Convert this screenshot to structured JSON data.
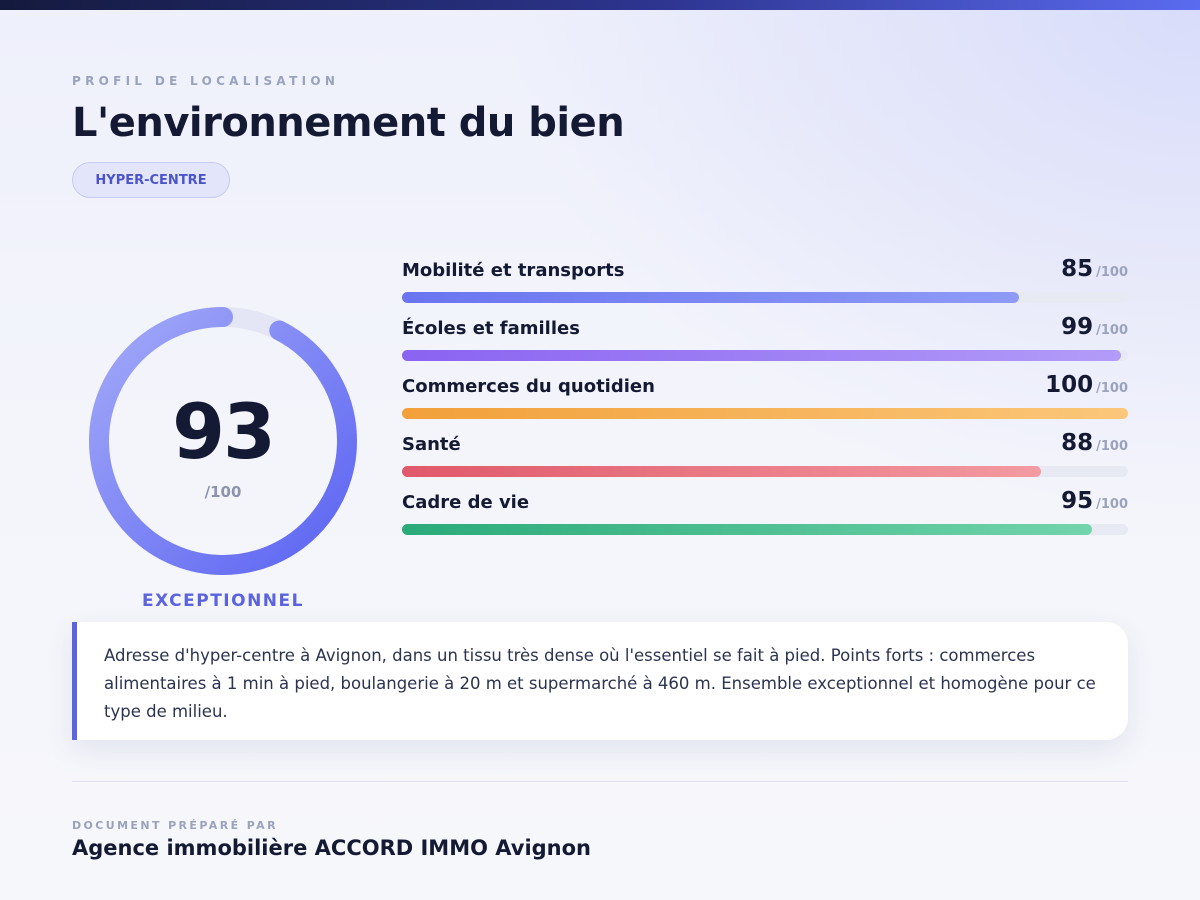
{
  "header": {
    "eyebrow": "PROFIL DE LOCALISATION",
    "title": "L'environnement du bien",
    "badge": "HYPER-CENTRE"
  },
  "overall": {
    "score": "93",
    "max": "/100",
    "score_value": 93,
    "rating": "EXCEPTIONNEL"
  },
  "metrics": [
    {
      "label": "Mobilité et transports",
      "score": "85",
      "value": 85,
      "max": "/100",
      "color_start": "#6a74f0",
      "color_end": "#8f9af6"
    },
    {
      "label": "Écoles et familles",
      "score": "99",
      "value": 99,
      "max": "/100",
      "color_start": "#8a63f2",
      "color_end": "#b29cf8"
    },
    {
      "label": "Commerces du quotidien",
      "score": "100",
      "value": 100,
      "max": "/100",
      "color_start": "#f2a03a",
      "color_end": "#fbc77a"
    },
    {
      "label": "Santé",
      "score": "88",
      "value": 88,
      "max": "/100",
      "color_start": "#e0596a",
      "color_end": "#f39aa2"
    },
    {
      "label": "Cadre de vie",
      "score": "95",
      "value": 95,
      "max": "/100",
      "color_start": "#2aaa7a",
      "color_end": "#72d4ab"
    }
  ],
  "comment": {
    "text": "Adresse d'hyper-centre à Avignon, dans un tissu très dense où l'essentiel se fait à pied. Points forts : commerces alimentaires à 1 min à pied, boulangerie à 20 m et supermarché à 460 m. Ensemble exceptionnel et homogène pour ce type de milieu."
  },
  "footer": {
    "label": "DOCUMENT PRÉPARÉ PAR",
    "agency": "Agence immobilière ACCORD IMMO Avignon"
  },
  "colors": {
    "accent": "#5b63df",
    "gauge_start": "#5b63f2",
    "gauge_end": "#a3aaf8",
    "track": "#e7e9f3"
  }
}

Stated goal -
Show the lines of the records that include the string "label".

Written response -
      "label": "Mobilité et transports",
      "label": "Écoles et familles",
      "label": "Commerces du quotidien",
      "label": "Santé",
      "label": "Cadre de vie",
    "label": "DOCUMENT PRÉPARÉ PAR",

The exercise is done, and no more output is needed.